Task description:
Restate each of the lines given below, word for word.

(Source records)
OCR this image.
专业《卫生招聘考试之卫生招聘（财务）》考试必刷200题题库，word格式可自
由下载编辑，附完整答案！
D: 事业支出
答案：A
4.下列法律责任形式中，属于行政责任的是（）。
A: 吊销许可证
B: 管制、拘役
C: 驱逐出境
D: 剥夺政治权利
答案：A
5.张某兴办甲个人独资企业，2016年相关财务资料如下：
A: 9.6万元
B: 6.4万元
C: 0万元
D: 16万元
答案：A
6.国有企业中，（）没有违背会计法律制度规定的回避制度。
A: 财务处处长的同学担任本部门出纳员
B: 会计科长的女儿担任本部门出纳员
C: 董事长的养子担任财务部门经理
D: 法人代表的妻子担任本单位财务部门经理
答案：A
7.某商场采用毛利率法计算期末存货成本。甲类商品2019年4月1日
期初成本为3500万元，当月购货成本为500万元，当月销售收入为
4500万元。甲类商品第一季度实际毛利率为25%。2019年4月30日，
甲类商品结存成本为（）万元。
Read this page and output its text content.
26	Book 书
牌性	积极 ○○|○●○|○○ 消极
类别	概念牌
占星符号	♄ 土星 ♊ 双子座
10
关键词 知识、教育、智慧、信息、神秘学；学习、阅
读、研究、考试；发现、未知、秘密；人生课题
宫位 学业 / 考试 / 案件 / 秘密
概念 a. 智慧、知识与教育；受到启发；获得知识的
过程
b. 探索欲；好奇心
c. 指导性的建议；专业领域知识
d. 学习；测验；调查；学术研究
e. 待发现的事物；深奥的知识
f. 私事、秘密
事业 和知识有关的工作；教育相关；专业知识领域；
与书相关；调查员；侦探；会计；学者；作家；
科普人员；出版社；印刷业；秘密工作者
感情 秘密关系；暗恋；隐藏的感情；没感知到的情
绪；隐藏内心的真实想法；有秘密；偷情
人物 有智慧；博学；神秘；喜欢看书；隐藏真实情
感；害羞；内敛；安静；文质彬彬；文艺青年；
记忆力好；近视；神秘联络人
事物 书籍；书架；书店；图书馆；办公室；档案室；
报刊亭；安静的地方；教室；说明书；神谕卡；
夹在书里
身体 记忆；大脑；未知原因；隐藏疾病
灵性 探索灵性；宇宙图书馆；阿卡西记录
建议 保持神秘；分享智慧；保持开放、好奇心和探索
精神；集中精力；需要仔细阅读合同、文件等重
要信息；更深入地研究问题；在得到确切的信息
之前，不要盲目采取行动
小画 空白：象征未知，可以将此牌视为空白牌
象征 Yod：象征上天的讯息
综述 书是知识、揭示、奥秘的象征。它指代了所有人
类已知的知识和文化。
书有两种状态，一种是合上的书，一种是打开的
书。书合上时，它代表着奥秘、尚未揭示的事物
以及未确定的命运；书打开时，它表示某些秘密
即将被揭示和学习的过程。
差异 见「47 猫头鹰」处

Result below:
OCR this image.
专业《卫生招聘考试之卫生招聘（财务）》考试必刷200题题库，word格式可自
由下载编辑，附完整答案！
D: 事业支出
答案：A
4.下列法律责任形式中，属于行政责任的是（）。
A: 吊销许可证
B: 管制、拘役
C: 驱逐出境
D: 剥夺政治权利
答案：A
5.张某兴办甲个人独资企业，2016年相关财务资料如下：
A: 9.6万元
B: 6.4万元
C: 0万元
D: 16万元
答案：A
6.国有企业中，（）没有违背会计法律制度规定的回避制度。
A: 财务处处长的同学担任本部门出纳员
B: 会计科长的女儿担任本部门出纳员
C: 董事长的养子担任财务部门经理
D: 法人代表的妻子担任本单位财务部门经理
答案：A
7.某商场采用毛利率法计算期末存货成本。甲类商品2019年4月1日
期初成本为3500万元，当月购货成本为500万元，当月销售收入为
4500万元。甲类商品第一季度实际毛利率为25%。2019年4月30日，
甲类商品结存成本为（）万元。
Read this page and output its text content.
26	Book 书
牌性	积极 ○○|○●○|○○ 消极
类别	概念牌
占星符号	♄ 土星 ♊ 双子座
10
关键词 知识、教育、智慧、信息、神秘学；学习、阅
读、研究、考试；发现、未知、秘密；人生课题
宫位 学业 / 考试 / 案件 / 秘密
概念 a. 智慧、知识与教育；受到启发；获得知识的
过程
b. 探索欲；好奇心
c. 指导性的建议；专业领域知识
d. 学习；测验；调查；学术研究
e. 待发现的事物；深奥的知识
f. 私事、秘密
事业 和知识有关的工作；教育相关；专业知识领域；
与书相关；调查员；侦探；会计；学者；作家；
科普人员；出版社；印刷业；秘密工作者
感情 秘密关系；暗恋；隐藏的感情；没感知到的情
绪；隐藏内心的真实想法；有秘密；偷情
人物 有智慧；博学；神秘；喜欢看书；隐藏真实情
感；害羞；内敛；安静；文质彬彬；文艺青年；
记忆力好；近视；神秘联络人
事物 书籍；书架；书店；图书馆；办公室；档案室；
报刊亭；安静的地方；教室；说明书；神谕卡；
夹在书里
身体 记忆；大脑；未知原因；隐藏疾病
灵性 探索灵性；宇宙图书馆；阿卡西记录
建议 保持神秘；分享智慧；保持开放、好奇心和探索
精神；集中精力；需要仔细阅读合同、文件等重
要信息；更深入地研究问题；在得到确切的信息
之前，不要盲目采取行动
小画 空白：象征未知，可以将此牌视为空白牌
象征 Yod：象征上天的讯息
综述 书是知识、揭示、奥秘的象征。它指代了所有人
类已知的知识和文化。
书有两种状态，一种是合上的书，一种是打开的
书。书合上时，它代表着奥秘、尚未揭示的事物
以及未确定的命运；书打开时，它表示某些秘密
即将被揭示和学习的过程。
差异 见「47 猫头鹰」处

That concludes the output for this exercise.